> [EXERCISE TASK]:
Output the material below in its entirety, exactly as given.
START INFORMATION GIVEN
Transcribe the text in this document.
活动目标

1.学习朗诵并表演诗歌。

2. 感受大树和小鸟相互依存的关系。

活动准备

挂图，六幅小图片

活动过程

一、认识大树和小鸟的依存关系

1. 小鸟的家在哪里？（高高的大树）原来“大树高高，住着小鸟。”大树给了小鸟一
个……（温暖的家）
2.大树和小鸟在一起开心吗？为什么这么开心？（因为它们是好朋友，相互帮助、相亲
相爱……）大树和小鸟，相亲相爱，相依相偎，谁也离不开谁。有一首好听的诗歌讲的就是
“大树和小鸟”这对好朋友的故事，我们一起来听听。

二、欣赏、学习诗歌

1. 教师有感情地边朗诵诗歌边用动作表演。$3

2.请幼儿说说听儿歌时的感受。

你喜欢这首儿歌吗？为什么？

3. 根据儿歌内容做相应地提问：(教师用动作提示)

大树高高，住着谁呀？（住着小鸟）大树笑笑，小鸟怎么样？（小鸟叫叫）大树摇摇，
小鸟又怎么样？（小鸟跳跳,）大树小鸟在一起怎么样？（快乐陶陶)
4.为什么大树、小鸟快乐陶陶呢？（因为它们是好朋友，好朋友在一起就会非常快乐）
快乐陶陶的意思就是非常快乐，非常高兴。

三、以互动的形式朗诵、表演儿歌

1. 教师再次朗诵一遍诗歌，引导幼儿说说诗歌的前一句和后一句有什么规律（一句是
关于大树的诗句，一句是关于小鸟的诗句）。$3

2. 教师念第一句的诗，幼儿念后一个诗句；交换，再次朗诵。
END INFORMATION GIVEN
> [RESPONSE]:
Transcribe the text in this document.
活动目标

1.学习朗诵并表演诗歌。

2. 感受大树和小鸟相互依存的关系。

活动准备

挂图，六幅小图片

活动过程

一、认识大树和小鸟的依存关系

1. 小鸟的家在哪里？（高高的大树）原来“大树高高，住着小鸟。”大树给了小鸟一
个……（温暖的家）
2.大树和小鸟在一起开心吗？为什么这么开心？（因为它们是好朋友，相互帮助、相亲
相爱……）大树和小鸟，相亲相爱，相依相偎，谁也离不开谁。有一首好听的诗歌讲的就是
“大树和小鸟”这对好朋友的故事，我们一起来听听。

二、欣赏、学习诗歌

1. 教师有感情地边朗诵诗歌边用动作表演。$3

2.请幼儿说说听儿歌时的感受。

你喜欢这首儿歌吗？为什么？

3. 根据儿歌内容做相应地提问：(教师用动作提示)

大树高高，住着谁呀？（住着小鸟）大树笑笑，小鸟怎么样？（小鸟叫叫）大树摇摇，
小鸟又怎么样？（小鸟跳跳,）大树小鸟在一起怎么样？（快乐陶陶)
4.为什么大树、小鸟快乐陶陶呢？（因为它们是好朋友，好朋友在一起就会非常快乐）
快乐陶陶的意思就是非常快乐，非常高兴。

三、以互动的形式朗诵、表演儿歌

1. 教师再次朗诵一遍诗歌，引导幼儿说说诗歌的前一句和后一句有什么规律（一句是
关于大树的诗句，一句是关于小鸟的诗句）。$3

2. 教师念第一句的诗，幼儿念后一个诗句；交换，再次朗诵。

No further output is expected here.